> **TASK OBJECTIVE**: Output all of the records exactly as written.

(Structured figure records)
────
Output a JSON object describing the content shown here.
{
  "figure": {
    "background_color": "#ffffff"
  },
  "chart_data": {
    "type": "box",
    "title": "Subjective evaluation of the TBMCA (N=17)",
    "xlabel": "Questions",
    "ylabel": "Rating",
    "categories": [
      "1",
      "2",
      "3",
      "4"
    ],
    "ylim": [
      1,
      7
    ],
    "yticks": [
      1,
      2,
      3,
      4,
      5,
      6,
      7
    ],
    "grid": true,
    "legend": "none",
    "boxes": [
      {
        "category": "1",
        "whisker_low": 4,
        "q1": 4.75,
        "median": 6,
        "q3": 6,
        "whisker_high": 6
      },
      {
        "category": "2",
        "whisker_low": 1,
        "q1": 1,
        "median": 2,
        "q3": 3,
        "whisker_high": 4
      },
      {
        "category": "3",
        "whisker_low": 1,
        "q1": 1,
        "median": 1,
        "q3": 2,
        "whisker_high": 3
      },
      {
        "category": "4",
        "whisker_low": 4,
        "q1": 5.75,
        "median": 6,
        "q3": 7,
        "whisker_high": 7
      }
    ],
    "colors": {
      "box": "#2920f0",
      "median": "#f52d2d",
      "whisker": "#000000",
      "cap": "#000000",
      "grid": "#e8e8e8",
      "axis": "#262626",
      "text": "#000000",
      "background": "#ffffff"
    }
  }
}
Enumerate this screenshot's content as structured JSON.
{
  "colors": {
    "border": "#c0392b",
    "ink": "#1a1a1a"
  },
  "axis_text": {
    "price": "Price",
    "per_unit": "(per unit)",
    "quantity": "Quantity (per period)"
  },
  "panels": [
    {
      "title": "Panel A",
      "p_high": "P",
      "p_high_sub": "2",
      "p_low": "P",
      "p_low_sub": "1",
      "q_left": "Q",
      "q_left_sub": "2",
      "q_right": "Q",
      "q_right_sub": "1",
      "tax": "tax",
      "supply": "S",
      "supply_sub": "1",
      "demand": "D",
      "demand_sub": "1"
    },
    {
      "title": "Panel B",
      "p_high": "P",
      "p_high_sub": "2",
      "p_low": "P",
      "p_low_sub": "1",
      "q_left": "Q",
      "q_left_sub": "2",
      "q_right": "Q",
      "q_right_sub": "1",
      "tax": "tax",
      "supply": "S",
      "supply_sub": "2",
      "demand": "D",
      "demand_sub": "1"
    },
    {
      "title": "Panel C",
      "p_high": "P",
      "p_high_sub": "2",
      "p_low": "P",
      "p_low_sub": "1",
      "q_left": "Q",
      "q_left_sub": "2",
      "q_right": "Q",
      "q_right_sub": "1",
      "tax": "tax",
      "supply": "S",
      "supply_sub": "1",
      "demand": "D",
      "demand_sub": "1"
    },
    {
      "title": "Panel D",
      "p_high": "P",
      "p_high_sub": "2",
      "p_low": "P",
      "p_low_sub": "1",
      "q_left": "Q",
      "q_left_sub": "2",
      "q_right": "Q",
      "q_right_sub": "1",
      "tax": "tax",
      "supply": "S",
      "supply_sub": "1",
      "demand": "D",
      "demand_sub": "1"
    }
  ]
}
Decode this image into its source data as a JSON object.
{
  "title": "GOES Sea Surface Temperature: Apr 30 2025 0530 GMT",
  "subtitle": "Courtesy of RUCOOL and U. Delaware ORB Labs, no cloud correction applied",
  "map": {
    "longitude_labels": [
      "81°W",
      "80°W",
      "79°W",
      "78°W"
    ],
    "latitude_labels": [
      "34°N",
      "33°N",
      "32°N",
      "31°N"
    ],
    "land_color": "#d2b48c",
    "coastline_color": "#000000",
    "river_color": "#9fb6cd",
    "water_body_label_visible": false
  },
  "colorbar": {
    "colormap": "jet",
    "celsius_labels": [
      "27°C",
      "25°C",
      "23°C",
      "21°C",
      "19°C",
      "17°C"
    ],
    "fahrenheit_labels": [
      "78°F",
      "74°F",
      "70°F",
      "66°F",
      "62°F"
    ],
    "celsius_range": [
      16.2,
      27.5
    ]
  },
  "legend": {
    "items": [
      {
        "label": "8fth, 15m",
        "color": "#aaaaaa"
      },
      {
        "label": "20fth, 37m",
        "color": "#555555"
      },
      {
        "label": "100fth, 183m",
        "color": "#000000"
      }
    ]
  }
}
────
> **EXERCISE RESULT**:
Output a JSON object describing the content shown here.
{
  "figure": {
    "background_color": "#ffffff"
  },
  "chart_data": {
    "type": "box",
    "title": "Subjective evaluation of the TBMCA (N=17)",
    "xlabel": "Questions",
    "ylabel": "Rating",
    "categories": [
      "1",
      "2",
      "3",
      "4"
    ],
    "ylim": [
      1,
      7
    ],
    "yticks": [
      1,
      2,
      3,
      4,
      5,
      6,
      7
    ],
    "grid": true,
    "legend": "none",
    "boxes": [
      {
        "category": "1",
        "whisker_low": 4,
        "q1": 4.75,
        "median": 6,
        "q3": 6,
        "whisker_high": 6
      },
      {
        "category": "2",
        "whisker_low": 1,
        "q1": 1,
        "median": 2,
        "q3": 3,
        "whisker_high": 4
      },
      {
        "category": "3",
        "whisker_low": 1,
        "q1": 1,
        "median": 1,
        "q3": 2,
        "whisker_high": 3
      },
      {
        "category": "4",
        "whisker_low": 4,
        "q1": 5.75,
        "median": 6,
        "q3": 7,
        "whisker_high": 7
      }
    ],
    "colors": {
      "box": "#2920f0",
      "median": "#f52d2d",
      "whisker": "#000000",
      "cap": "#000000",
      "grid": "#e8e8e8",
      "axis": "#262626",
      "text": "#000000",
      "background": "#ffffff"
    }
  }
}
Enumerate this screenshot's content as structured JSON.
{
  "colors": {
    "border": "#c0392b",
    "ink": "#1a1a1a"
  },
  "axis_text": {
    "price": "Price",
    "per_unit": "(per unit)",
    "quantity": "Quantity (per period)"
  },
  "panels": [
    {
      "title": "Panel A",
      "p_high": "P",
      "p_high_sub": "2",
      "p_low": "P",
      "p_low_sub": "1",
      "q_left": "Q",
      "q_left_sub": "2",
      "q_right": "Q",
      "q_right_sub": "1",
      "tax": "tax",
      "supply": "S",
      "supply_sub": "1",
      "demand": "D",
      "demand_sub": "1"
    },
    {
      "title": "Panel B",
      "p_high": "P",
      "p_high_sub": "2",
      "p_low": "P",
      "p_low_sub": "1",
      "q_left": "Q",
      "q_left_sub": "2",
      "q_right": "Q",
      "q_right_sub": "1",
      "tax": "tax",
      "supply": "S",
      "supply_sub": "2",
      "demand": "D",
      "demand_sub": "1"
    },
    {
      "title": "Panel C",
      "p_high": "P",
      "p_high_sub": "2",
      "p_low": "P",
      "p_low_sub": "1",
      "q_left": "Q",
      "q_left_sub": "2",
      "q_right": "Q",
      "q_right_sub": "1",
      "tax": "tax",
      "supply": "S",
      "supply_sub": "1",
      "demand": "D",
      "demand_sub": "1"
    },
    {
      "title": "Panel D",
      "p_high": "P",
      "p_high_sub": "2",
      "p_low": "P",
      "p_low_sub": "1",
      "q_left": "Q",
      "q_left_sub": "2",
      "q_right": "Q",
      "q_right_sub": "1",
      "tax": "tax",
      "supply": "S",
      "supply_sub": "1",
      "demand": "D",
      "demand_sub": "1"
    }
  ]
}
Decode this image into its source data as a JSON object.
{
  "title": "GOES Sea Surface Temperature: Apr 30 2025 0530 GMT",
  "subtitle": "Courtesy of RUCOOL and U. Delaware ORB Labs, no cloud correction applied",
  "map": {
    "longitude_labels": [
      "81°W",
      "80°W",
      "79°W",
      "78°W"
    ],
    "latitude_labels": [
      "34°N",
      "33°N",
      "32°N",
      "31°N"
    ],
    "land_color": "#d2b48c",
    "coastline_color": "#000000",
    "river_color": "#9fb6cd",
    "water_body_label_visible": false
  },
  "colorbar": {
    "colormap": "jet",
    "celsius_labels": [
      "27°C",
      "25°C",
      "23°C",
      "21°C",
      "19°C",
      "17°C"
    ],
    "fahrenheit_labels": [
      "78°F",
      "74°F",
      "70°F",
      "66°F",
      "62°F"
    ],
    "celsius_range": [
      16.2,
      27.5
    ]
  },
  "legend": {
    "items": [
      {
        "label": "8fth, 15m",
        "color": "#aaaaaa"
      },
      {
        "label": "20fth, 37m",
        "color": "#555555"
      },
      {
        "label": "100fth, 183m",
        "color": "#000000"
      }
    ]
  }
}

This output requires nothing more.